WHAT TO PRODUCE
Narrow the data below down to the lines containing "methods".

PROVIDED ENTRIES
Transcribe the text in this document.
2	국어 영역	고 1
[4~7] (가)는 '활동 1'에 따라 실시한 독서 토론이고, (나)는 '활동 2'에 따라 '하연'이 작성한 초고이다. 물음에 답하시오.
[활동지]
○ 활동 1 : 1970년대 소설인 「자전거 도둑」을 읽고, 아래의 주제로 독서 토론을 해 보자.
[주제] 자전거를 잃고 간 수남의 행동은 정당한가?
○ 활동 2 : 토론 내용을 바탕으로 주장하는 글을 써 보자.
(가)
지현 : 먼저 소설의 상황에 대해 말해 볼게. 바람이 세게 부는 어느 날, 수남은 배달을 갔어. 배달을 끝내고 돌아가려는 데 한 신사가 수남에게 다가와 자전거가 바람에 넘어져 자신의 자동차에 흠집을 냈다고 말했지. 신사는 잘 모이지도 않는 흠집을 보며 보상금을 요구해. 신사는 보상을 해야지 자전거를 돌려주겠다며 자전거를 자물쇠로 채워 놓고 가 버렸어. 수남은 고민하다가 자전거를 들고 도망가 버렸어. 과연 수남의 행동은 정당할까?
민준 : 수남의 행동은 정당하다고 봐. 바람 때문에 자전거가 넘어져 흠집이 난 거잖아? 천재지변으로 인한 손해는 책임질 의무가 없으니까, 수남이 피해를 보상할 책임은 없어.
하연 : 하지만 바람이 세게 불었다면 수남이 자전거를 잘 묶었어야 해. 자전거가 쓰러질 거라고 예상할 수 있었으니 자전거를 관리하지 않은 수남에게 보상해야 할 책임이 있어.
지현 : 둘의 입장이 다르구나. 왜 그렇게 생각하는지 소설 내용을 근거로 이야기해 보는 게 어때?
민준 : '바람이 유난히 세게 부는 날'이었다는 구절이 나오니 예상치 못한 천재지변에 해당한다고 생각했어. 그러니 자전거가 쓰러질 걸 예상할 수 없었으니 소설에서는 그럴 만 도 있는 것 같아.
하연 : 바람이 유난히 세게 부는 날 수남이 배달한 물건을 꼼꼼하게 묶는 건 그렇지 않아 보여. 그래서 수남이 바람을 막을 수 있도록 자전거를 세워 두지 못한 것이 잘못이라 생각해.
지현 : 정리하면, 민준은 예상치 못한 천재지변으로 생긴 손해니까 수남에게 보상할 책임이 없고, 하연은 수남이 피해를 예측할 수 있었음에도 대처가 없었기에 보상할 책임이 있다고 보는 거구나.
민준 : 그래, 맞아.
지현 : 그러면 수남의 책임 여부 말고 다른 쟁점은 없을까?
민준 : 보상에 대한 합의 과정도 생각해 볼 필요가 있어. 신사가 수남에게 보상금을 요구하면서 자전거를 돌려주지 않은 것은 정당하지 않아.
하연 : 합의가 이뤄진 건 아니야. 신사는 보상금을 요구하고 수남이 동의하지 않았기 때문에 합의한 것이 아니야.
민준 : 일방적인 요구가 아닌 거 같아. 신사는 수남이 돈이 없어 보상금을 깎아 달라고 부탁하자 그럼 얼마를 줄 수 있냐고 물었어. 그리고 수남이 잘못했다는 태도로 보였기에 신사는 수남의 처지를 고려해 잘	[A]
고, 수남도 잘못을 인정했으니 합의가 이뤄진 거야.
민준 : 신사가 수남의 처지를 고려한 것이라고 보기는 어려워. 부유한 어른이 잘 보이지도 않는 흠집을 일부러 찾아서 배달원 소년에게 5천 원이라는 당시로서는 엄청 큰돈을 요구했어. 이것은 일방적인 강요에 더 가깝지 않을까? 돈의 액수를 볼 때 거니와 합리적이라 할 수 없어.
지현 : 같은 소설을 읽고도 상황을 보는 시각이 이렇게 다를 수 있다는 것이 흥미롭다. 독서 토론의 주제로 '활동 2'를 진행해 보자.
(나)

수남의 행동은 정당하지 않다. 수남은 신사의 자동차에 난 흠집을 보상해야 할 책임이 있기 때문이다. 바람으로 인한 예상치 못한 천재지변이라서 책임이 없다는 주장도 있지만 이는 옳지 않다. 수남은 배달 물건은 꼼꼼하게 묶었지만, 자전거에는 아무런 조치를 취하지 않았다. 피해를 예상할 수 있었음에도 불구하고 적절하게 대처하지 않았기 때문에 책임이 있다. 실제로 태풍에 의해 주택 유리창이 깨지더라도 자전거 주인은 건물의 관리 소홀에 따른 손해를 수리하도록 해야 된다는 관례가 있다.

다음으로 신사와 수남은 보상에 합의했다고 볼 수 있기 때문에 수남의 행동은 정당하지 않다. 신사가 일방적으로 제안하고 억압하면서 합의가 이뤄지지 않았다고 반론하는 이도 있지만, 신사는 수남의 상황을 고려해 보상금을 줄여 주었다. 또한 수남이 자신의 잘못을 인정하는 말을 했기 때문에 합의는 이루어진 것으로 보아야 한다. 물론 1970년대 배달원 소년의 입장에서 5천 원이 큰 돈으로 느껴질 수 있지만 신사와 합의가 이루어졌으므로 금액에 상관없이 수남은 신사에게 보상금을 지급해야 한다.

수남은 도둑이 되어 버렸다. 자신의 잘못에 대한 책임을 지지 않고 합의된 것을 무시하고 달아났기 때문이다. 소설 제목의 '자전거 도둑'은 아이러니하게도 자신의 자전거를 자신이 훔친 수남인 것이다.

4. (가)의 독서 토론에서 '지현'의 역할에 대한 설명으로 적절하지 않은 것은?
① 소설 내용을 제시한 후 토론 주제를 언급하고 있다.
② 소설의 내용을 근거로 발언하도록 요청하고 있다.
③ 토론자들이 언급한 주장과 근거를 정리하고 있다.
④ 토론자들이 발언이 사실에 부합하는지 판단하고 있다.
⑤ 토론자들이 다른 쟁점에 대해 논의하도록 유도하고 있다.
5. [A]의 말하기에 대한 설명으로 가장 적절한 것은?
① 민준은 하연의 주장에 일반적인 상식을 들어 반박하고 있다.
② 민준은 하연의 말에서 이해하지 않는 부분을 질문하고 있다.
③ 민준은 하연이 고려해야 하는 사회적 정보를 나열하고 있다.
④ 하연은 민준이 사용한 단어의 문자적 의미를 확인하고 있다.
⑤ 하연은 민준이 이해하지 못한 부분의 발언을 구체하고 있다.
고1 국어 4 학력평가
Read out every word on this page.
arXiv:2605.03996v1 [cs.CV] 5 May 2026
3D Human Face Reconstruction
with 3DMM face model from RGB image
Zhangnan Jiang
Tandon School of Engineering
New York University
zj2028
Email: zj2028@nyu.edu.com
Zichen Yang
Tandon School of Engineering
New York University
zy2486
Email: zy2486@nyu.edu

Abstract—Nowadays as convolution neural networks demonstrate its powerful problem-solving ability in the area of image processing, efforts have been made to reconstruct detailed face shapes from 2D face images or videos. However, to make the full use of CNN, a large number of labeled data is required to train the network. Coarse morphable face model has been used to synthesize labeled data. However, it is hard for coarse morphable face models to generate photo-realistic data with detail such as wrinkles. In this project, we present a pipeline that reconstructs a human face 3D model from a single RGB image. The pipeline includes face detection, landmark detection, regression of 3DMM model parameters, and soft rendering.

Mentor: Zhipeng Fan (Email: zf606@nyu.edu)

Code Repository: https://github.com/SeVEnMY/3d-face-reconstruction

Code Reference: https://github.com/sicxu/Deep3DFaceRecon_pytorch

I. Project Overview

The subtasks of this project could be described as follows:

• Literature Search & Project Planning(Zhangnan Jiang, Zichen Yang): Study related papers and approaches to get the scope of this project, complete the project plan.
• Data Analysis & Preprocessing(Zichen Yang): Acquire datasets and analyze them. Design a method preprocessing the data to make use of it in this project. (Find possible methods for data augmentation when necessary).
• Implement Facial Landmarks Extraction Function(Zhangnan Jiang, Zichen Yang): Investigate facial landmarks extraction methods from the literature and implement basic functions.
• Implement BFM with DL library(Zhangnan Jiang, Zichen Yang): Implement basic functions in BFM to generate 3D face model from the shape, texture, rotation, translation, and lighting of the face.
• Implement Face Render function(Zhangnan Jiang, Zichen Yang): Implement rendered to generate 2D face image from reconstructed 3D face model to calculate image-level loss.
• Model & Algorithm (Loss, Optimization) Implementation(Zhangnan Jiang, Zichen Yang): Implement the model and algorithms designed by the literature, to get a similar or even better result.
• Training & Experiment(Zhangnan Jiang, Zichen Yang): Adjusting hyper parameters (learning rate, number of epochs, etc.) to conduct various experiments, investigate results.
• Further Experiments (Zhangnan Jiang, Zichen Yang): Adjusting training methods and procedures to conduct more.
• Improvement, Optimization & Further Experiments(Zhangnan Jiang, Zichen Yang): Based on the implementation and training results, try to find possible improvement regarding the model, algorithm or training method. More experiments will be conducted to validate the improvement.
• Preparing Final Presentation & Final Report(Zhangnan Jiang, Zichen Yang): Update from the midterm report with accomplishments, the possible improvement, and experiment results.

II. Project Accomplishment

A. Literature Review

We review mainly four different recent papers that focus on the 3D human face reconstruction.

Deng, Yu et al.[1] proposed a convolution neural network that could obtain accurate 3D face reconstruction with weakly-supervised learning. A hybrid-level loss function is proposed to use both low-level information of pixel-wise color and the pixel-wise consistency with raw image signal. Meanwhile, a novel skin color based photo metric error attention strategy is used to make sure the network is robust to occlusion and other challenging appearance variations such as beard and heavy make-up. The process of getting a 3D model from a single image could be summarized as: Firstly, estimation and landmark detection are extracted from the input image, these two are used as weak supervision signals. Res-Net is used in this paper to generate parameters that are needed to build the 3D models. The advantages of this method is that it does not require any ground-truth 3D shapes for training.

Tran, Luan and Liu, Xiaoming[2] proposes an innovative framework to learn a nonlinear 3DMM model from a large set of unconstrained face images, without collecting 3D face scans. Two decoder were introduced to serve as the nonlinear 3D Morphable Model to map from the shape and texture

CORRECT RESULT
• Data Analysis & Preprocessing(Zichen Yang): Acquire datasets and analyze them. Design a method preprocessing the data to make use of it in this project. (Find possible methods for data augmentation when necessary).
• Implement Facial Landmarks Extraction Function(Zhangnan Jiang, Zichen Yang): Investigate facial landmarks extraction methods from the literature and implement basic functions.
• Further Experiments (Zhangnan Jiang, Zichen Yang): Adjusting training methods and procedures to conduct more.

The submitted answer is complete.